[BEGIN]

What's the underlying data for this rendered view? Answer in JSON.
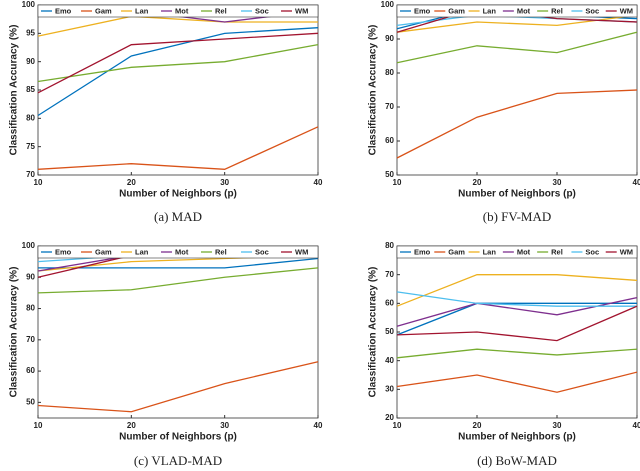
{
  "chart_data": [
    {
      "type": "line",
      "caption": "(a) MAD",
      "xlabel": "Number of Neighbors (p)",
      "ylabel": "Classification Accuracy (%)",
      "x": [
        10,
        20,
        30,
        40
      ],
      "xlim": [
        10,
        40
      ],
      "xticks": [
        10,
        20,
        30,
        40
      ],
      "ylim": [
        70,
        100
      ],
      "yticks": [
        70,
        75,
        80,
        85,
        90,
        95,
        100
      ],
      "series": [
        {
          "name": "Emo",
          "color": "#0072bd",
          "values": [
            80.5,
            91,
            95,
            96
          ]
        },
        {
          "name": "Gam",
          "color": "#d95319",
          "values": [
            71,
            72,
            71,
            78.5
          ]
        },
        {
          "name": "Lan",
          "color": "#edb120",
          "values": [
            94.5,
            98,
            97,
            97
          ]
        },
        {
          "name": "Mot",
          "color": "#7e2f8e",
          "values": [
            99,
            99,
            97,
            99
          ]
        },
        {
          "name": "Rel",
          "color": "#77ac30",
          "values": [
            86.5,
            89,
            90,
            93
          ]
        },
        {
          "name": "Soc",
          "color": "#4dbeee",
          "values": [
            98,
            99,
            99,
            99
          ]
        },
        {
          "name": "WM",
          "color": "#a2142f",
          "values": [
            84.5,
            93,
            94,
            95
          ]
        }
      ]
    },
    {
      "type": "line",
      "caption": "(b) FV-MAD",
      "xlabel": "Number of Neighbors (p)",
      "ylabel": "Classification Accuracy (%)",
      "x": [
        10,
        20,
        30,
        40
      ],
      "xlim": [
        10,
        40
      ],
      "xticks": [
        10,
        20,
        30,
        40
      ],
      "ylim": [
        50,
        100
      ],
      "yticks": [
        50,
        60,
        70,
        80,
        90,
        100
      ],
      "series": [
        {
          "name": "Emo",
          "color": "#0072bd",
          "values": [
            93,
            99,
            97,
            96
          ]
        },
        {
          "name": "Gam",
          "color": "#d95319",
          "values": [
            55,
            67,
            74,
            75
          ]
        },
        {
          "name": "Lan",
          "color": "#edb120",
          "values": [
            92,
            95,
            94,
            97
          ]
        },
        {
          "name": "Mot",
          "color": "#7e2f8e",
          "values": [
            97,
            99,
            98,
            97
          ]
        },
        {
          "name": "Rel",
          "color": "#77ac30",
          "values": [
            83,
            88,
            86,
            92
          ]
        },
        {
          "name": "Soc",
          "color": "#4dbeee",
          "values": [
            94,
            97,
            96,
            95
          ]
        },
        {
          "name": "WM",
          "color": "#a2142f",
          "values": [
            92,
            99,
            96,
            95
          ]
        }
      ]
    },
    {
      "type": "line",
      "caption": "(c) VLAD-MAD",
      "xlabel": "Number of Neighbors (p)",
      "ylabel": "Classification Accuracy (%)",
      "x": [
        10,
        20,
        30,
        40
      ],
      "xlim": [
        10,
        40
      ],
      "xticks": [
        10,
        20,
        30,
        40
      ],
      "ylim": [
        45,
        100
      ],
      "yticks": [
        50,
        60,
        70,
        80,
        90,
        100
      ],
      "series": [
        {
          "name": "Emo",
          "color": "#0072bd",
          "values": [
            93,
            93,
            93,
            96
          ]
        },
        {
          "name": "Gam",
          "color": "#d95319",
          "values": [
            49,
            47,
            56,
            63
          ]
        },
        {
          "name": "Lan",
          "color": "#edb120",
          "values": [
            92,
            95,
            96,
            97
          ]
        },
        {
          "name": "Mot",
          "color": "#7e2f8e",
          "values": [
            92,
            97,
            99,
            99
          ]
        },
        {
          "name": "Rel",
          "color": "#77ac30",
          "values": [
            85,
            86,
            90,
            93
          ]
        },
        {
          "name": "Soc",
          "color": "#4dbeee",
          "values": [
            95,
            97,
            97,
            98
          ]
        },
        {
          "name": "WM",
          "color": "#a2142f",
          "values": [
            90,
            97,
            97,
            98
          ]
        }
      ]
    },
    {
      "type": "line",
      "caption": "(d) BoW-MAD",
      "xlabel": "Number of Neighbors (p)",
      "ylabel": "Classification Accuracy (%)",
      "x": [
        10,
        20,
        30,
        40
      ],
      "xlim": [
        10,
        40
      ],
      "xticks": [
        10,
        20,
        30,
        40
      ],
      "ylim": [
        20,
        80
      ],
      "yticks": [
        20,
        30,
        40,
        50,
        60,
        70,
        80
      ],
      "series": [
        {
          "name": "Emo",
          "color": "#0072bd",
          "values": [
            49,
            60,
            60,
            60
          ]
        },
        {
          "name": "Gam",
          "color": "#d95319",
          "values": [
            31,
            35,
            29,
            36
          ]
        },
        {
          "name": "Lan",
          "color": "#edb120",
          "values": [
            59,
            70,
            70,
            68
          ]
        },
        {
          "name": "Mot",
          "color": "#7e2f8e",
          "values": [
            52,
            60,
            56,
            62
          ]
        },
        {
          "name": "Rel",
          "color": "#77ac30",
          "values": [
            41,
            44,
            42,
            44
          ]
        },
        {
          "name": "Soc",
          "color": "#4dbeee",
          "values": [
            64,
            60,
            59,
            59
          ]
        },
        {
          "name": "WM",
          "color": "#a2142f",
          "values": [
            49,
            50,
            47,
            59
          ]
        }
      ]
    }
  ]
}
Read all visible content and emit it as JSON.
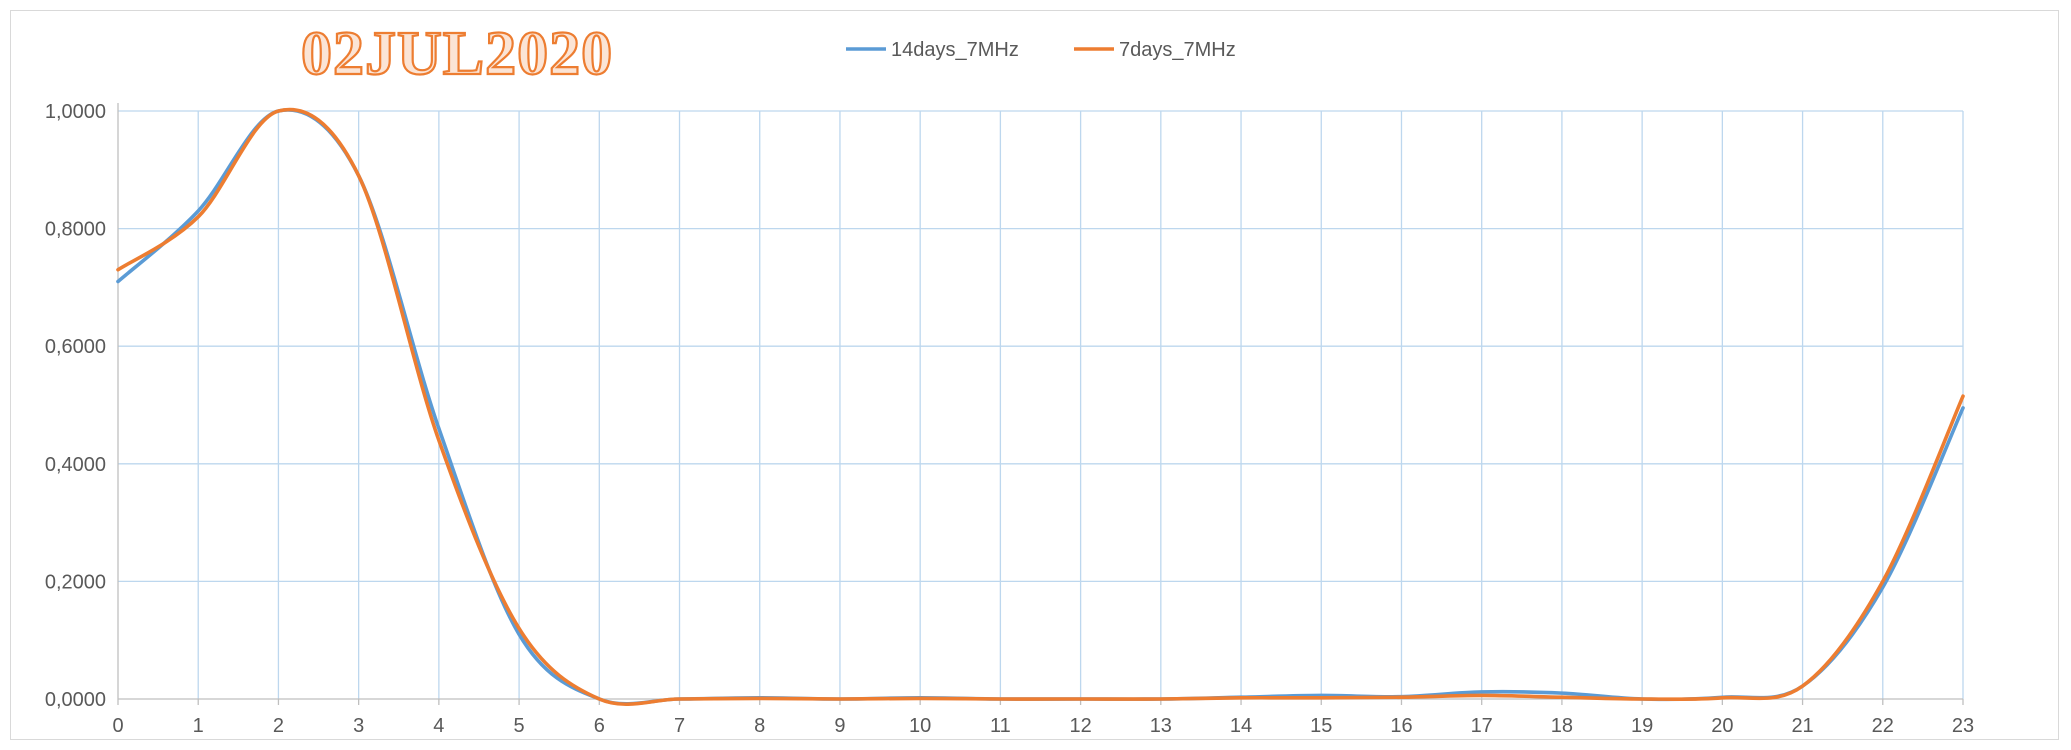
{
  "chart_data": {
    "type": "line",
    "title": "02JUL2020",
    "xlabel": "",
    "ylabel": "",
    "x": [
      0,
      1,
      2,
      3,
      4,
      5,
      6,
      7,
      8,
      9,
      10,
      11,
      12,
      13,
      14,
      15,
      16,
      17,
      18,
      19,
      20,
      21,
      22,
      23
    ],
    "xlim": [
      0,
      23
    ],
    "ylim": [
      0,
      1
    ],
    "yticks": [
      0,
      0.2,
      0.4,
      0.6,
      0.8,
      1.0
    ],
    "ytick_labels": [
      "0,0000",
      "0,2000",
      "0,4000",
      "0,6000",
      "0,8000",
      "1,0000"
    ],
    "grid": true,
    "smooth": true,
    "legend_position": "top",
    "series": [
      {
        "name": "14days_7MHz",
        "color": "#5b9bd5",
        "values": [
          0.71,
          0.83,
          1.0,
          0.89,
          0.46,
          0.11,
          0.0,
          0.0,
          0.002,
          0.0,
          0.002,
          0.0,
          0.0,
          0.0,
          0.003,
          0.006,
          0.004,
          0.012,
          0.01,
          0.0,
          0.003,
          0.022,
          0.19,
          0.495
        ]
      },
      {
        "name": "7days_7MHz",
        "color": "#ed7d31",
        "values": [
          0.73,
          0.82,
          1.0,
          0.89,
          0.44,
          0.12,
          0.0,
          0.0,
          0.001,
          0.0,
          0.001,
          0.0,
          0.0,
          0.0,
          0.002,
          0.002,
          0.003,
          0.006,
          0.003,
          0.0,
          0.002,
          0.022,
          0.2,
          0.515
        ]
      }
    ]
  }
}
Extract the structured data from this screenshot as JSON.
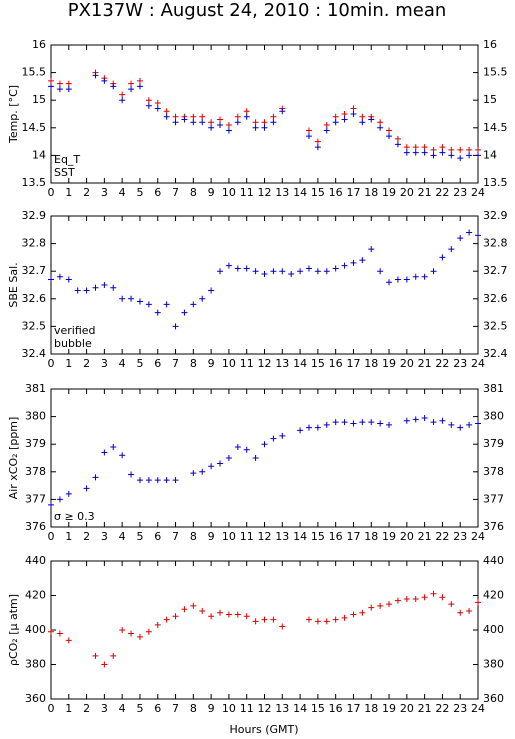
{
  "title": "PX137W : August 24, 2010 : 10min. mean",
  "x_label": "Hours (GMT)",
  "chart_data": [
    {
      "type": "scatter",
      "y_label": "Temp. [°C]",
      "x": [
        0,
        0.5,
        1,
        1.5,
        2,
        2.5,
        3,
        3.5,
        4,
        4.5,
        5,
        5.5,
        6,
        6.5,
        7,
        7.5,
        8,
        8.5,
        9,
        9.5,
        10,
        10.5,
        11,
        11.5,
        12,
        12.5,
        13,
        13.5,
        14,
        14.5,
        15,
        15.5,
        16,
        16.5,
        17,
        17.5,
        18,
        18.5,
        19,
        19.5,
        20,
        20.5,
        21,
        21.5,
        22,
        22.5,
        23,
        23.5,
        24
      ],
      "series": [
        {
          "name": "Eq_T",
          "color": "#dd0000",
          "values": [
            15.35,
            15.3,
            15.3,
            null,
            null,
            15.5,
            15.4,
            15.3,
            15.1,
            15.3,
            15.35,
            15.0,
            14.95,
            14.8,
            14.7,
            14.7,
            14.7,
            14.7,
            14.6,
            14.65,
            14.55,
            14.7,
            14.8,
            14.6,
            14.6,
            14.7,
            14.85,
            null,
            null,
            14.45,
            14.25,
            14.55,
            14.7,
            14.75,
            14.85,
            14.7,
            14.7,
            14.6,
            14.45,
            14.3,
            14.15,
            14.15,
            14.15,
            14.1,
            14.15,
            14.1,
            14.1,
            14.1,
            14.1
          ]
        },
        {
          "name": "SST",
          "color": "#0000cc",
          "values": [
            15.25,
            15.2,
            15.2,
            null,
            null,
            15.45,
            15.35,
            15.25,
            15.0,
            15.2,
            15.25,
            14.9,
            14.85,
            14.7,
            14.6,
            14.65,
            14.6,
            14.6,
            14.5,
            14.55,
            14.45,
            14.6,
            14.7,
            14.5,
            14.5,
            14.6,
            14.8,
            null,
            null,
            14.35,
            14.15,
            14.45,
            14.6,
            14.65,
            14.75,
            14.6,
            14.65,
            14.5,
            14.35,
            14.2,
            14.05,
            14.05,
            14.05,
            14.0,
            14.05,
            14.0,
            13.95,
            14.0,
            14.0
          ]
        }
      ],
      "xlim": [
        0,
        24
      ],
      "xticks": [
        0,
        1,
        2,
        3,
        4,
        5,
        6,
        7,
        8,
        9,
        10,
        11,
        12,
        13,
        14,
        15,
        16,
        17,
        18,
        19,
        20,
        21,
        22,
        23,
        24
      ],
      "ylim": [
        13.5,
        16
      ],
      "yticks": [
        13.5,
        14,
        14.5,
        15,
        15.5,
        16
      ]
    },
    {
      "type": "scatter",
      "y_label": "SBE Sal.",
      "x": [
        0,
        0.5,
        1,
        1.5,
        2,
        2.5,
        3,
        3.5,
        4,
        4.5,
        5,
        5.5,
        6,
        6.5,
        7,
        7.5,
        8,
        8.5,
        9,
        9.5,
        10,
        10.5,
        11,
        11.5,
        12,
        12.5,
        13,
        13.5,
        14,
        14.5,
        15,
        15.5,
        16,
        16.5,
        17,
        17.5,
        18,
        18.5,
        19,
        19.5,
        20,
        20.5,
        21,
        21.5,
        22,
        22.5,
        23,
        23.5,
        24
      ],
      "series": [
        {
          "name": "verified",
          "color": "#0000cc",
          "values": [
            32.67,
            32.68,
            32.67,
            32.63,
            32.63,
            32.64,
            32.65,
            32.64,
            32.6,
            32.6,
            32.59,
            32.58,
            32.55,
            32.58,
            32.5,
            32.55,
            32.58,
            32.6,
            32.63,
            32.7,
            32.72,
            32.71,
            32.71,
            32.7,
            32.69,
            32.7,
            32.7,
            32.69,
            32.7,
            32.71,
            32.7,
            32.7,
            32.71,
            32.72,
            32.73,
            32.74,
            32.78,
            32.7,
            32.66,
            32.67,
            32.67,
            32.68,
            32.68,
            32.7,
            32.75,
            32.78,
            32.82,
            32.84,
            32.83
          ]
        }
      ],
      "annotations": [
        {
          "text": "bubble",
          "color": "#cc00cc"
        }
      ],
      "xlim": [
        0,
        24
      ],
      "xticks": [
        0,
        1,
        2,
        3,
        4,
        5,
        6,
        7,
        8,
        9,
        10,
        11,
        12,
        13,
        14,
        15,
        16,
        17,
        18,
        19,
        20,
        21,
        22,
        23,
        24
      ],
      "ylim": [
        32.4,
        32.9
      ],
      "yticks": [
        32.4,
        32.5,
        32.6,
        32.7,
        32.8,
        32.9
      ]
    },
    {
      "type": "scatter",
      "y_label": "Air xCO₂ [ppm]",
      "x": [
        0,
        0.5,
        1,
        1.5,
        2,
        2.5,
        3,
        3.5,
        4,
        4.5,
        5,
        5.5,
        6,
        6.5,
        7,
        7.5,
        8,
        8.5,
        9,
        9.5,
        10,
        10.5,
        11,
        11.5,
        12,
        12.5,
        13,
        13.5,
        14,
        14.5,
        15,
        15.5,
        16,
        16.5,
        17,
        17.5,
        18,
        18.5,
        19,
        19.5,
        20,
        20.5,
        21,
        21.5,
        22,
        22.5,
        23,
        23.5,
        24
      ],
      "series": [
        {
          "color": "#0000cc",
          "values": [
            376.8,
            377.0,
            377.2,
            null,
            377.4,
            377.8,
            378.7,
            378.9,
            378.6,
            377.9,
            377.7,
            377.7,
            377.7,
            377.7,
            377.7,
            null,
            377.95,
            378.0,
            378.2,
            378.3,
            378.5,
            378.9,
            378.8,
            378.5,
            379.0,
            379.2,
            379.3,
            null,
            379.5,
            379.6,
            379.6,
            379.7,
            379.8,
            379.8,
            379.75,
            379.8,
            379.8,
            379.75,
            379.7,
            null,
            379.85,
            379.9,
            379.95,
            379.8,
            379.85,
            379.7,
            379.6,
            379.7,
            379.75
          ]
        }
      ],
      "annotations": [
        {
          "text": "σ ≥ 0.3",
          "color": "#cc00cc"
        }
      ],
      "xlim": [
        0,
        24
      ],
      "xticks": [
        0,
        1,
        2,
        3,
        4,
        5,
        6,
        7,
        8,
        9,
        10,
        11,
        12,
        13,
        14,
        15,
        16,
        17,
        18,
        19,
        20,
        21,
        22,
        23,
        24
      ],
      "ylim": [
        376,
        381
      ],
      "yticks": [
        376,
        377,
        378,
        379,
        380,
        381
      ]
    },
    {
      "type": "scatter",
      "y_label": "ρCO₂ [μ atm]",
      "x": [
        0,
        0.5,
        1,
        1.5,
        2,
        2.5,
        3,
        3.5,
        4,
        4.5,
        5,
        5.5,
        6,
        6.5,
        7,
        7.5,
        8,
        8.5,
        9,
        9.5,
        10,
        10.5,
        11,
        11.5,
        12,
        12.5,
        13,
        13.5,
        14,
        14.5,
        15,
        15.5,
        16,
        16.5,
        17,
        17.5,
        18,
        18.5,
        19,
        19.5,
        20,
        20.5,
        21,
        21.5,
        22,
        22.5,
        23,
        23.5,
        24
      ],
      "series": [
        {
          "color": "#dd0000",
          "values": [
            399,
            398,
            394,
            null,
            null,
            385,
            380,
            385,
            400,
            398,
            396,
            399,
            403,
            406,
            408,
            412,
            414,
            411,
            408,
            410,
            409,
            409,
            408,
            405,
            406,
            406,
            402,
            null,
            null,
            406,
            405,
            405,
            406,
            407,
            409,
            410,
            413,
            414,
            415,
            417,
            418,
            418,
            419,
            421,
            419,
            415,
            410,
            411,
            416
          ]
        }
      ],
      "xlim": [
        0,
        24
      ],
      "xticks": [
        0,
        1,
        2,
        3,
        4,
        5,
        6,
        7,
        8,
        9,
        10,
        11,
        12,
        13,
        14,
        15,
        16,
        17,
        18,
        19,
        20,
        21,
        22,
        23,
        24
      ],
      "ylim": [
        360,
        440
      ],
      "yticks": [
        360,
        380,
        400,
        420,
        440
      ]
    }
  ]
}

[END]

What to do :: In the entries above, identify every line with the string "title".

Result of the task ::
    "title": "02JUL2020",
  "title": "PX137W : August 24, 2010 : 10min. mean",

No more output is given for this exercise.